(Exercise details) Reproduce the records below exactly as given.

-*-*-

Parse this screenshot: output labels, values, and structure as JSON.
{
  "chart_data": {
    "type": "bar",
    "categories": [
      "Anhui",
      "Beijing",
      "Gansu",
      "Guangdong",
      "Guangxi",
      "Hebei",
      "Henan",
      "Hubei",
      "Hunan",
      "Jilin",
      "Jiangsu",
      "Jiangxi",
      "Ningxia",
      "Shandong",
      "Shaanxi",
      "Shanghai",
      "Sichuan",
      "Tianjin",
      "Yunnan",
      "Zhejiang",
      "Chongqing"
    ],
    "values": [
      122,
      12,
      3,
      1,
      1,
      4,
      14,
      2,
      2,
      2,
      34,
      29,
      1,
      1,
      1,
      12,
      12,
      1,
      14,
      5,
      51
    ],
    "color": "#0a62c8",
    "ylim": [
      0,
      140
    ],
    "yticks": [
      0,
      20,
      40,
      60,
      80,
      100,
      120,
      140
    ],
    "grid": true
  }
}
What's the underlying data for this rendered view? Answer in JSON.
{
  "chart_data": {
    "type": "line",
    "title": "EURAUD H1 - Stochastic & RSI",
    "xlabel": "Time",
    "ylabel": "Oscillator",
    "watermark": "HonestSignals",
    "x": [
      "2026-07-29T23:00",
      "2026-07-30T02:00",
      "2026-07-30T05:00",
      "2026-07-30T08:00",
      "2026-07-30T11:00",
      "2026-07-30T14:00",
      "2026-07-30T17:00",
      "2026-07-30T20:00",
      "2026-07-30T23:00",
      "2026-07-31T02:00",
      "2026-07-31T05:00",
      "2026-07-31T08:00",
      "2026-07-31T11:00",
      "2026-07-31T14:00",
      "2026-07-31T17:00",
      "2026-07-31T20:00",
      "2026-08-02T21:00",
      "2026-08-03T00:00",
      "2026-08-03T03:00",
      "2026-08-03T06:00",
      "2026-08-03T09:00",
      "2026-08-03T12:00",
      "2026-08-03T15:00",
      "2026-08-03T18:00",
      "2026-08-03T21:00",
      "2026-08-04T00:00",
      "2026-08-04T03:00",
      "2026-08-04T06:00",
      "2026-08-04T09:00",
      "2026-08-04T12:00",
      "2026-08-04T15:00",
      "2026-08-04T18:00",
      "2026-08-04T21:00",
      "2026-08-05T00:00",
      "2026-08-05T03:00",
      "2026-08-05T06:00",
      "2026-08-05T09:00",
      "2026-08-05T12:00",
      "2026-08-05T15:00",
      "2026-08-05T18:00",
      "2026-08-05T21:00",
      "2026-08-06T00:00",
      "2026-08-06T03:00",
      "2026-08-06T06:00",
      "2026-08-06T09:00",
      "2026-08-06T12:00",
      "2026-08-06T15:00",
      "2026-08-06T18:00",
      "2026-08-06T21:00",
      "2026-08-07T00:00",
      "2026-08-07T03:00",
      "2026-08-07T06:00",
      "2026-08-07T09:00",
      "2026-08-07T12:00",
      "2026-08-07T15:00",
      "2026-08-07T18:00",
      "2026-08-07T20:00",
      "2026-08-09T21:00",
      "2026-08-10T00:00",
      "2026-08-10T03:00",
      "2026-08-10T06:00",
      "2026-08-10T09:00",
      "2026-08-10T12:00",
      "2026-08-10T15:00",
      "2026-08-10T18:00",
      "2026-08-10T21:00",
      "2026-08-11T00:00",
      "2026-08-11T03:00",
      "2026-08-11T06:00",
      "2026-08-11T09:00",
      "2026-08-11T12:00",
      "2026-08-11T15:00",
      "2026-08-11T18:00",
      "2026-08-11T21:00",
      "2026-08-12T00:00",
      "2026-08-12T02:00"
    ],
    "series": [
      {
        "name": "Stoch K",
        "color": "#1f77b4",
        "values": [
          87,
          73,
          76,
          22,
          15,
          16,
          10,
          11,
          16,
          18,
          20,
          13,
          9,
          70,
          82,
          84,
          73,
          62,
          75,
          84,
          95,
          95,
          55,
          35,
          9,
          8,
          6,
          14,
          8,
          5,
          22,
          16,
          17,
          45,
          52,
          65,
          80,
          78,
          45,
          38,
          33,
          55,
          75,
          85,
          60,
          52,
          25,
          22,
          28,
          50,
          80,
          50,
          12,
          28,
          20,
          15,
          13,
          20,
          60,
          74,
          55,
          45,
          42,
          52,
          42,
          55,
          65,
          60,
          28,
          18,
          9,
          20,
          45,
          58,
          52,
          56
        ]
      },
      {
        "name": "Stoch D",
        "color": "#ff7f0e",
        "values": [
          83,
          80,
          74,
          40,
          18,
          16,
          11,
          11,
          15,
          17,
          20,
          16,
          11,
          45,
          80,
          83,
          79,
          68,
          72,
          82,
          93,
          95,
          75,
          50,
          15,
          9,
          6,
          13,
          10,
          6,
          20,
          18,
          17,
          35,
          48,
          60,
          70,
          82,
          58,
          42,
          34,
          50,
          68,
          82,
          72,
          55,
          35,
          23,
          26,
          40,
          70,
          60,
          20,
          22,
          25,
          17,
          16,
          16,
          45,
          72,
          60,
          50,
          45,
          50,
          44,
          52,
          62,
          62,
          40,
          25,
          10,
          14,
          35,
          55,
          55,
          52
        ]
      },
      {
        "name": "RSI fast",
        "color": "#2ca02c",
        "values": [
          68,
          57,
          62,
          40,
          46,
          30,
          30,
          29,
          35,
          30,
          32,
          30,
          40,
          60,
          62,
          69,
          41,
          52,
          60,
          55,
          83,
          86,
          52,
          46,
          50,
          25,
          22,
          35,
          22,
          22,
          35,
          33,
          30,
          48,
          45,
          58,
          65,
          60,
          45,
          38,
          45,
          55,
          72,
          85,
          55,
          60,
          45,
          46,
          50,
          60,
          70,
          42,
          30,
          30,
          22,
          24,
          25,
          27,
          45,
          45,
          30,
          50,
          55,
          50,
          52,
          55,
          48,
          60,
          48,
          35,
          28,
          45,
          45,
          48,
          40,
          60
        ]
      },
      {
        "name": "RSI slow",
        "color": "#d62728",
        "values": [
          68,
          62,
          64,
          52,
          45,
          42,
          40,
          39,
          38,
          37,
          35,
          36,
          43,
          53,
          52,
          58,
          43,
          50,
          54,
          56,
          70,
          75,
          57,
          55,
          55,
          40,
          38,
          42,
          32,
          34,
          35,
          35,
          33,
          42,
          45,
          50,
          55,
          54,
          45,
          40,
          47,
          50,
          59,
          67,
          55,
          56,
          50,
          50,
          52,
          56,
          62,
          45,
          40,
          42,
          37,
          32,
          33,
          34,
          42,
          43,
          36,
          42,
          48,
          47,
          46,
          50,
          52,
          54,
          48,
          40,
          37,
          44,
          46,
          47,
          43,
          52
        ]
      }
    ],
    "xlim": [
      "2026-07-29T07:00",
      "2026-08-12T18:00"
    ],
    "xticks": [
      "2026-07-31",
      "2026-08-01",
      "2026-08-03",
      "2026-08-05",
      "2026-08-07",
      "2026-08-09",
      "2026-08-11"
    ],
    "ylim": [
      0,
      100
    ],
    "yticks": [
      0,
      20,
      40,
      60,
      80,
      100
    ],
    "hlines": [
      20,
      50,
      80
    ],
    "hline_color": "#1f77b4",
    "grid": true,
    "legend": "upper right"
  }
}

-*-*-

(Correct result)
Parse this screenshot: output labels, values, and structure as JSON.
{
  "chart_data": {
    "type": "bar",
    "categories": [
      "Anhui",
      "Beijing",
      "Gansu",
      "Guangdong",
      "Guangxi",
      "Hebei",
      "Henan",
      "Hubei",
      "Hunan",
      "Jilin",
      "Jiangsu",
      "Jiangxi",
      "Ningxia",
      "Shandong",
      "Shaanxi",
      "Shanghai",
      "Sichuan",
      "Tianjin",
      "Yunnan",
      "Zhejiang",
      "Chongqing"
    ],
    "values": [
      122,
      12,
      3,
      1,
      1,
      4,
      14,
      2,
      2,
      2,
      34,
      29,
      1,
      1,
      1,
      12,
      12,
      1,
      14,
      5,
      51
    ],
    "color": "#0a62c8",
    "ylim": [
      0,
      140
    ],
    "yticks": [
      0,
      20,
      40,
      60,
      80,
      100,
      120,
      140
    ],
    "grid": true
  }
}
What's the underlying data for this rendered view? Answer in JSON.
{
  "chart_data": {
    "type": "line",
    "title": "EURAUD H1 - Stochastic & RSI",
    "xlabel": "Time",
    "ylabel": "Oscillator",
    "watermark": "HonestSignals",
    "x": [
      "2026-07-29T23:00",
      "2026-07-30T02:00",
      "2026-07-30T05:00",
      "2026-07-30T08:00",
      "2026-07-30T11:00",
      "2026-07-30T14:00",
      "2026-07-30T17:00",
      "2026-07-30T20:00",
      "2026-07-30T23:00",
      "2026-07-31T02:00",
      "2026-07-31T05:00",
      "2026-07-31T08:00",
      "2026-07-31T11:00",
      "2026-07-31T14:00",
      "2026-07-31T17:00",
      "2026-07-31T20:00",
      "2026-08-02T21:00",
      "2026-08-03T00:00",
      "2026-08-03T03:00",
      "2026-08-03T06:00",
      "2026-08-03T09:00",
      "2026-08-03T12:00",
      "2026-08-03T15:00",
      "2026-08-03T18:00",
      "2026-08-03T21:00",
      "2026-08-04T00:00",
      "2026-08-04T03:00",
      "2026-08-04T06:00",
      "2026-08-04T09:00",
      "2026-08-04T12:00",
      "2026-08-04T15:00",
      "2026-08-04T18:00",
      "2026-08-04T21:00",
      "2026-08-05T00:00",
      "2026-08-05T03:00",
      "2026-08-05T06:00",
      "2026-08-05T09:00",
      "2026-08-05T12:00",
      "2026-08-05T15:00",
      "2026-08-05T18:00",
      "2026-08-05T21:00",
      "2026-08-06T00:00",
      "2026-08-06T03:00",
      "2026-08-06T06:00",
      "2026-08-06T09:00",
      "2026-08-06T12:00",
      "2026-08-06T15:00",
      "2026-08-06T18:00",
      "2026-08-06T21:00",
      "2026-08-07T00:00",
      "2026-08-07T03:00",
      "2026-08-07T06:00",
      "2026-08-07T09:00",
      "2026-08-07T12:00",
      "2026-08-07T15:00",
      "2026-08-07T18:00",
      "2026-08-07T20:00",
      "2026-08-09T21:00",
      "2026-08-10T00:00",
      "2026-08-10T03:00",
      "2026-08-10T06:00",
      "2026-08-10T09:00",
      "2026-08-10T12:00",
      "2026-08-10T15:00",
      "2026-08-10T18:00",
      "2026-08-10T21:00",
      "2026-08-11T00:00",
      "2026-08-11T03:00",
      "2026-08-11T06:00",
      "2026-08-11T09:00",
      "2026-08-11T12:00",
      "2026-08-11T15:00",
      "2026-08-11T18:00",
      "2026-08-11T21:00",
      "2026-08-12T00:00",
      "2026-08-12T02:00"
    ],
    "series": [
      {
        "name": "Stoch K",
        "color": "#1f77b4",
        "values": [
          87,
          73,
          76,
          22,
          15,
          16,
          10,
          11,
          16,
          18,
          20,
          13,
          9,
          70,
          82,
          84,
          73,
          62,
          75,
          84,
          95,
          95,
          55,
          35,
          9,
          8,
          6,
          14,
          8,
          5,
          22,
          16,
          17,
          45,
          52,
          65,
          80,
          78,
          45,
          38,
          33,
          55,
          75,
          85,
          60,
          52,
          25,
          22,
          28,
          50,
          80,
          50,
          12,
          28,
          20,
          15,
          13,
          20,
          60,
          74,
          55,
          45,
          42,
          52,
          42,
          55,
          65,
          60,
          28,
          18,
          9,
          20,
          45,
          58,
          52,
          56
        ]
      },
      {
        "name": "Stoch D",
        "color": "#ff7f0e",
        "values": [
          83,
          80,
          74,
          40,
          18,
          16,
          11,
          11,
          15,
          17,
          20,
          16,
          11,
          45,
          80,
          83,
          79,
          68,
          72,
          82,
          93,
          95,
          75,
          50,
          15,
          9,
          6,
          13,
          10,
          6,
          20,
          18,
          17,
          35,
          48,
          60,
          70,
          82,
          58,
          42,
          34,
          50,
          68,
          82,
          72,
          55,
          35,
          23,
          26,
          40,
          70,
          60,
          20,
          22,
          25,
          17,
          16,
          16,
          45,
          72,
          60,
          50,
          45,
          50,
          44,
          52,
          62,
          62,
          40,
          25,
          10,
          14,
          35,
          55,
          55,
          52
        ]
      },
      {
        "name": "RSI fast",
        "color": "#2ca02c",
        "values": [
          68,
          57,
          62,
          40,
          46,
          30,
          30,
          29,
          35,
          30,
          32,
          30,
          40,
          60,
          62,
          69,
          41,
          52,
          60,
          55,
          83,
          86,
          52,
          46,
          50,
          25,
          22,
          35,
          22,
          22,
          35,
          33,
          30,
          48,
          45,
          58,
          65,
          60,
          45,
          38,
          45,
          55,
          72,
          85,
          55,
          60,
          45,
          46,
          50,
          60,
          70,
          42,
          30,
          30,
          22,
          24,
          25,
          27,
          45,
          45,
          30,
          50,
          55,
          50,
          52,
          55,
          48,
          60,
          48,
          35,
          28,
          45,
          45,
          48,
          40,
          60
        ]
      },
      {
        "name": "RSI slow",
        "color": "#d62728",
        "values": [
          68,
          62,
          64,
          52,
          45,
          42,
          40,
          39,
          38,
          37,
          35,
          36,
          43,
          53,
          52,
          58,
          43,
          50,
          54,
          56,
          70,
          75,
          57,
          55,
          55,
          40,
          38,
          42,
          32,
          34,
          35,
          35,
          33,
          42,
          45,
          50,
          55,
          54,
          45,
          40,
          47,
          50,
          59,
          67,
          55,
          56,
          50,
          50,
          52,
          56,
          62,
          45,
          40,
          42,
          37,
          32,
          33,
          34,
          42,
          43,
          36,
          42,
          48,
          47,
          46,
          50,
          52,
          54,
          48,
          40,
          37,
          44,
          46,
          47,
          43,
          52
        ]
      }
    ],
    "xlim": [
      "2026-07-29T07:00",
      "2026-08-12T18:00"
    ],
    "xticks": [
      "2026-07-31",
      "2026-08-01",
      "2026-08-03",
      "2026-08-05",
      "2026-08-07",
      "2026-08-09",
      "2026-08-11"
    ],
    "ylim": [
      0,
      100
    ],
    "yticks": [
      0,
      20,
      40,
      60,
      80,
      100
    ],
    "hlines": [
      20,
      50,
      80
    ],
    "hline_color": "#1f77b4",
    "grid": true,
    "legend": "upper right"
  }
}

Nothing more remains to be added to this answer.